--- BEGIN THE RECORDS ---

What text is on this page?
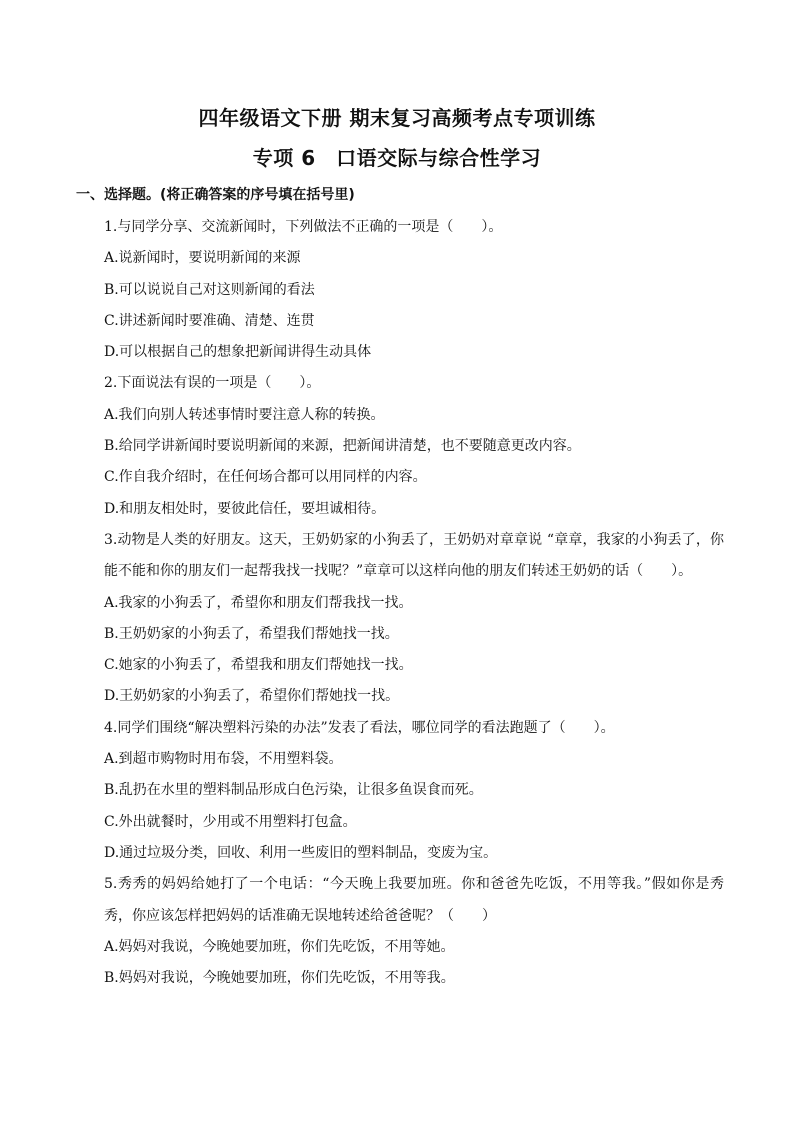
四年级语文下册 期末复习高频考点专项训练
专项 6　口语交际与综合性学习
一、选择题。(将正确答案的序号填在括号里)
1.与同学分享、交流新闻时，下列做法不正确的一项是（　　）。
A.说新闻时，要说明新闻的来源
B.可以说说自己对这则新闻的看法
C.讲述新闻时要准确、清楚、连贯
D.可以根据自己的想象把新闻讲得生动具体
2.下面说法有误的一项是（　　）。
A.我们向别人转述事情时要注意人称的转换。
B.给同学讲新闻时要说明新闻的来源，把新闻讲清楚，也不要随意更改内容。
C.作自我介绍时，在任何场合都可以用同样的内容。
D.和朋友相处时，要彼此信任，要坦诚相待。
3.动物是人类的好朋友。这天，王奶奶家的小狗丢了，王奶奶对章章说 “章章，我家的小狗丢了，你能不能和你的朋友们一起帮我找一找呢？”章章可以这样向他的朋友们转述王奶奶的话（　　）。
A.我家的小狗丢了，希望你和朋友们帮我找一找。
B.王奶奶家的小狗丢了，希望我们帮她找一找。
C.她家的小狗丢了，希望我和朋友们帮她找一找。
D.王奶奶家的小狗丢了，希望你们帮她找一找。
4.同学们围绕“解决塑料污染的办法”发表了看法，哪位同学的看法跑题了（　　）。
A.到超市购物时用布袋，不用塑料袋。
B.乱扔在水里的塑料制品形成白色污染，让很多鱼误食而死。
C.外出就餐时，少用或不用塑料打包盒。
D.通过垃圾分类，回收、利用一些废旧的塑料制品，变废为宝。
5.秀秀的妈妈给她打了一个电话：“今天晚上我要加班。你和爸爸先吃饭，不用等我。”假如你是秀秀，你应该怎样把妈妈的话准确无误地转述给爸爸呢？（　　）
A.妈妈对我说，今晚她要加班，你们先吃饭，不用等她。
B.妈妈对我说，今晚她要加班，你们先吃饭，不用等我。
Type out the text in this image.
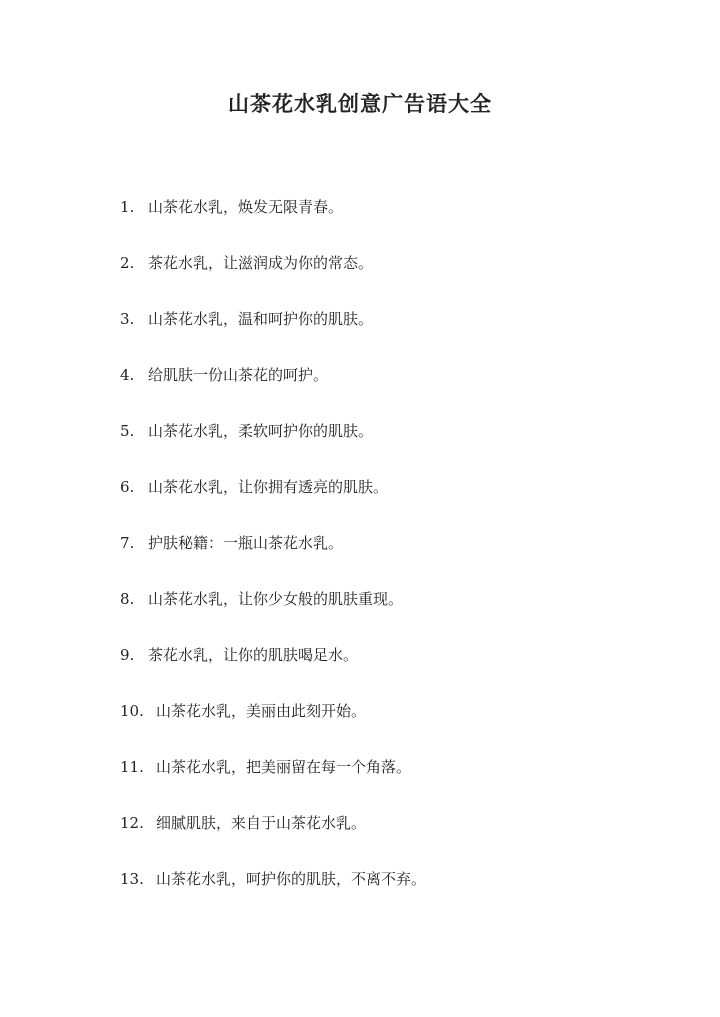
山茶花水乳创意广告语大全
1. 山茶花水乳，焕发无限青春。
2. 茶花水乳，让滋润成为你的常态。
3. 山茶花水乳，温和呵护你的肌肤。
4. 给肌肤一份山茶花的呵护。
5. 山茶花水乳，柔软呵护你的肌肤。
6. 山茶花水乳，让你拥有透亮的肌肤。
7. 护肤秘籍：一瓶山茶花水乳。
8. 山茶花水乳，让你少女般的肌肤重现。
9. 茶花水乳，让你的肌肤喝足水。
10. 山茶花水乳，美丽由此刻开始。
11. 山茶花水乳，把美丽留在每一个角落。
12. 细腻肌肤，来自于山茶花水乳。
13. 山茶花水乳，呵护你的肌肤，不离不弃。
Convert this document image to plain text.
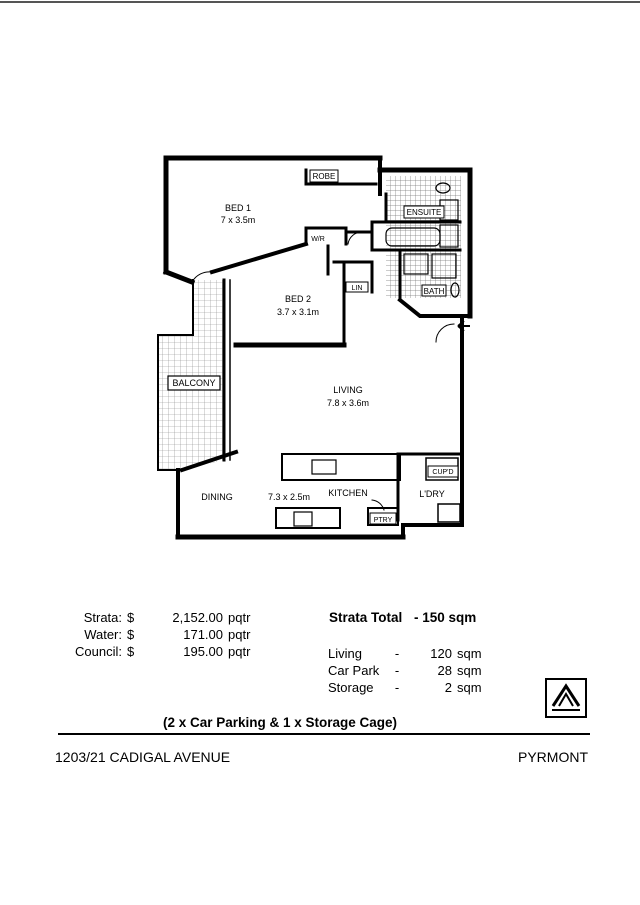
ROBE
ENSUITE
BATH
BALCONY
CUP'D
PTRY
W/R
LIN
BED 1
7 x 3.5m
BED 2
3.7 x 3.1m
LIVING
7.8 x 3.6m
DINING	7.3 x 2.5m KITCHEN	L'DRY
Strata: $	2,152.00 pqtr
Water: $	171.00 pqtr
Council: $	195.00 pqtr
Strata Total - 150 sqm
Living	-	120 sqm
Car Park	-	28 sqm
Storage	-	2 sqm
(2 x Car Parking & 1 x Storage Cage)
1203/21 CADIGAL AVENUE	PYRMONT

--- END THE RECORDS ---

EXERCISE: Check every line for "你们先吃饭" and show the ones that have it.

COMPLETED EXERCISE:
A.妈妈对我说，今晚她要加班，你们先吃饭，不用等她。
B.妈妈对我说，今晚她要加班，你们先吃饭，不用等我。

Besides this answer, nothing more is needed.